- **Exercise prompt**
Reproduce the material in full, exactly as written.

- **Material shown**
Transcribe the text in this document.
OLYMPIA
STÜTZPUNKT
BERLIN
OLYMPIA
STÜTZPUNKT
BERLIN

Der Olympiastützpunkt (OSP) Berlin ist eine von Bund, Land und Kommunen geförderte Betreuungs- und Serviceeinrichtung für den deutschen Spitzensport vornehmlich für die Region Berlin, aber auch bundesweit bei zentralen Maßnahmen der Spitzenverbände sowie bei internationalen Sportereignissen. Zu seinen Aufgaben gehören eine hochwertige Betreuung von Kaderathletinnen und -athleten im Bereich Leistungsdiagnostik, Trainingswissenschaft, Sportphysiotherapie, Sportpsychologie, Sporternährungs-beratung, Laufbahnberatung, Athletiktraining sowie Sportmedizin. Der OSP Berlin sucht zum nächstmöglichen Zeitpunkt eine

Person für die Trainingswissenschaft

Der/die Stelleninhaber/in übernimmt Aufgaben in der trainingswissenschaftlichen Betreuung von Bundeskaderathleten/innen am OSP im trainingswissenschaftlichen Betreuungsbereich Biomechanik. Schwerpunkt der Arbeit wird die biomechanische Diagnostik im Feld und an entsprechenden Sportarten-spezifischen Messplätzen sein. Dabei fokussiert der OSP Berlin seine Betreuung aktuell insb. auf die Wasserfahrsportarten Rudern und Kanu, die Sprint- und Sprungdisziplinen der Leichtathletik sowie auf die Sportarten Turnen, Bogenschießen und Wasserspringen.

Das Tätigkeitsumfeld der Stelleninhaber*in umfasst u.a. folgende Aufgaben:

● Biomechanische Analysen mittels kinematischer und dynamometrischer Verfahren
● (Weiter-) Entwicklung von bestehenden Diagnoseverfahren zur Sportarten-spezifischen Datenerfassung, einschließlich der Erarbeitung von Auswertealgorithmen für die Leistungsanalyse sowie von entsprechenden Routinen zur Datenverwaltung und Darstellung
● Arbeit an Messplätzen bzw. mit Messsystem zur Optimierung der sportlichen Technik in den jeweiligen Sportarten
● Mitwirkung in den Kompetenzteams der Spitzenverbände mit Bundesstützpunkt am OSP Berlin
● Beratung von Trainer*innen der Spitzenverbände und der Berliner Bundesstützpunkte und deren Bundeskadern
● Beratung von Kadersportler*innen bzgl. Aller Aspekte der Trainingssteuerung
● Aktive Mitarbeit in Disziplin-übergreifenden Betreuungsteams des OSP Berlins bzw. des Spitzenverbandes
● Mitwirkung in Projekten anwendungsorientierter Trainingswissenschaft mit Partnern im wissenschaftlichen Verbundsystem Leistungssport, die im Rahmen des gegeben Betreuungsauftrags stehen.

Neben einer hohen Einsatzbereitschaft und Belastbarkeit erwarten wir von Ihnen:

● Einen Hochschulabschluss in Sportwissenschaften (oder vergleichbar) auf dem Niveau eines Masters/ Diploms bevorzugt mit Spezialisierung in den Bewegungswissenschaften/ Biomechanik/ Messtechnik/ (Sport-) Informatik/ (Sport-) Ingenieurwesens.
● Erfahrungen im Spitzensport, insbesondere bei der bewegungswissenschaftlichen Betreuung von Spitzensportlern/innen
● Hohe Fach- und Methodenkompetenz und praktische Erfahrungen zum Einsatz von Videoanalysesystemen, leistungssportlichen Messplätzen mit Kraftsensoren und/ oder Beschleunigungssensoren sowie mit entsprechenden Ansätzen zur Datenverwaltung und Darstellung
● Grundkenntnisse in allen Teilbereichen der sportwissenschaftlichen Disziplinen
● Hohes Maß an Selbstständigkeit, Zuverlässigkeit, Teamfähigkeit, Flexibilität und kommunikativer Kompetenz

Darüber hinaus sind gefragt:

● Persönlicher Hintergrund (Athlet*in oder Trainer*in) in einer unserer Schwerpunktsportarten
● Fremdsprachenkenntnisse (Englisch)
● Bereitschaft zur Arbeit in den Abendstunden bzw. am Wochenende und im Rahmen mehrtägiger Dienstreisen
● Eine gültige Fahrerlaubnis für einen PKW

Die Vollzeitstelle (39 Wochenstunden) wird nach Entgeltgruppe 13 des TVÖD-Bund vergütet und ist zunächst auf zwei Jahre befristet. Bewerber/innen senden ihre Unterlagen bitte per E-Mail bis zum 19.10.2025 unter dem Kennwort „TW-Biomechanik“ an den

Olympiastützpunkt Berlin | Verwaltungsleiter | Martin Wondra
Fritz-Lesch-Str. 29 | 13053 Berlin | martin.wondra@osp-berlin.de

- **Finished answer**
Transcribe the text in this document.
OLYMPIA
STÜTZPUNKT
BERLIN
OLYMPIA
STÜTZPUNKT
BERLIN

Der Olympiastützpunkt (OSP) Berlin ist eine von Bund, Land und Kommunen geförderte Betreuungs- und Serviceeinrichtung für den deutschen Spitzensport vornehmlich für die Region Berlin, aber auch bundesweit bei zentralen Maßnahmen der Spitzenverbände sowie bei internationalen Sportereignissen. Zu seinen Aufgaben gehören eine hochwertige Betreuung von Kaderathletinnen und -athleten im Bereich Leistungsdiagnostik, Trainingswissenschaft, Sportphysiotherapie, Sportpsychologie, Sporternährungs-beratung, Laufbahnberatung, Athletiktraining sowie Sportmedizin. Der OSP Berlin sucht zum nächstmöglichen Zeitpunkt eine

Person für die Trainingswissenschaft

Der/die Stelleninhaber/in übernimmt Aufgaben in der trainingswissenschaftlichen Betreuung von Bundeskaderathleten/innen am OSP im trainingswissenschaftlichen Betreuungsbereich Biomechanik. Schwerpunkt der Arbeit wird die biomechanische Diagnostik im Feld und an entsprechenden Sportarten-spezifischen Messplätzen sein. Dabei fokussiert der OSP Berlin seine Betreuung aktuell insb. auf die Wasserfahrsportarten Rudern und Kanu, die Sprint- und Sprungdisziplinen der Leichtathletik sowie auf die Sportarten Turnen, Bogenschießen und Wasserspringen.

Das Tätigkeitsumfeld der Stelleninhaber*in umfasst u.a. folgende Aufgaben:

● Biomechanische Analysen mittels kinematischer und dynamometrischer Verfahren
● (Weiter-) Entwicklung von bestehenden Diagnoseverfahren zur Sportarten-spezifischen Datenerfassung, einschließlich der Erarbeitung von Auswertealgorithmen für die Leistungsanalyse sowie von entsprechenden Routinen zur Datenverwaltung und Darstellung
● Arbeit an Messplätzen bzw. mit Messsystem zur Optimierung der sportlichen Technik in den jeweiligen Sportarten
● Mitwirkung in den Kompetenzteams der Spitzenverbände mit Bundesstützpunkt am OSP Berlin
● Beratung von Trainer*innen der Spitzenverbände und der Berliner Bundesstützpunkte und deren Bundeskadern
● Beratung von Kadersportler*innen bzgl. Aller Aspekte der Trainingssteuerung
● Aktive Mitarbeit in Disziplin-übergreifenden Betreuungsteams des OSP Berlins bzw. des Spitzenverbandes
● Mitwirkung in Projekten anwendungsorientierter Trainingswissenschaft mit Partnern im wissenschaftlichen Verbundsystem Leistungssport, die im Rahmen des gegeben Betreuungsauftrags stehen.

Neben einer hohen Einsatzbereitschaft und Belastbarkeit erwarten wir von Ihnen:

● Einen Hochschulabschluss in Sportwissenschaften (oder vergleichbar) auf dem Niveau eines Masters/ Diploms bevorzugt mit Spezialisierung in den Bewegungswissenschaften/ Biomechanik/ Messtechnik/ (Sport-) Informatik/ (Sport-) Ingenieurwesens.
● Erfahrungen im Spitzensport, insbesondere bei der bewegungswissenschaftlichen Betreuung von Spitzensportlern/innen
● Hohe Fach- und Methodenkompetenz und praktische Erfahrungen zum Einsatz von Videoanalysesystemen, leistungssportlichen Messplätzen mit Kraftsensoren und/ oder Beschleunigungssensoren sowie mit entsprechenden Ansätzen zur Datenverwaltung und Darstellung
● Grundkenntnisse in allen Teilbereichen der sportwissenschaftlichen Disziplinen
● Hohes Maß an Selbstständigkeit, Zuverlässigkeit, Teamfähigkeit, Flexibilität und kommunikativer Kompetenz

Darüber hinaus sind gefragt:

● Persönlicher Hintergrund (Athlet*in oder Trainer*in) in einer unserer Schwerpunktsportarten
● Fremdsprachenkenntnisse (Englisch)
● Bereitschaft zur Arbeit in den Abendstunden bzw. am Wochenende und im Rahmen mehrtägiger Dienstreisen
● Eine gültige Fahrerlaubnis für einen PKW

Die Vollzeitstelle (39 Wochenstunden) wird nach Entgeltgruppe 13 des TVÖD-Bund vergütet und ist zunächst auf zwei Jahre befristet. Bewerber/innen senden ihre Unterlagen bitte per E-Mail bis zum 19.10.2025 unter dem Kennwort „TW-Biomechanik“ an den

Olympiastützpunkt Berlin | Verwaltungsleiter | Martin Wondra
Fritz-Lesch-Str. 29 | 13053 Berlin | martin.wondra@osp-berlin.de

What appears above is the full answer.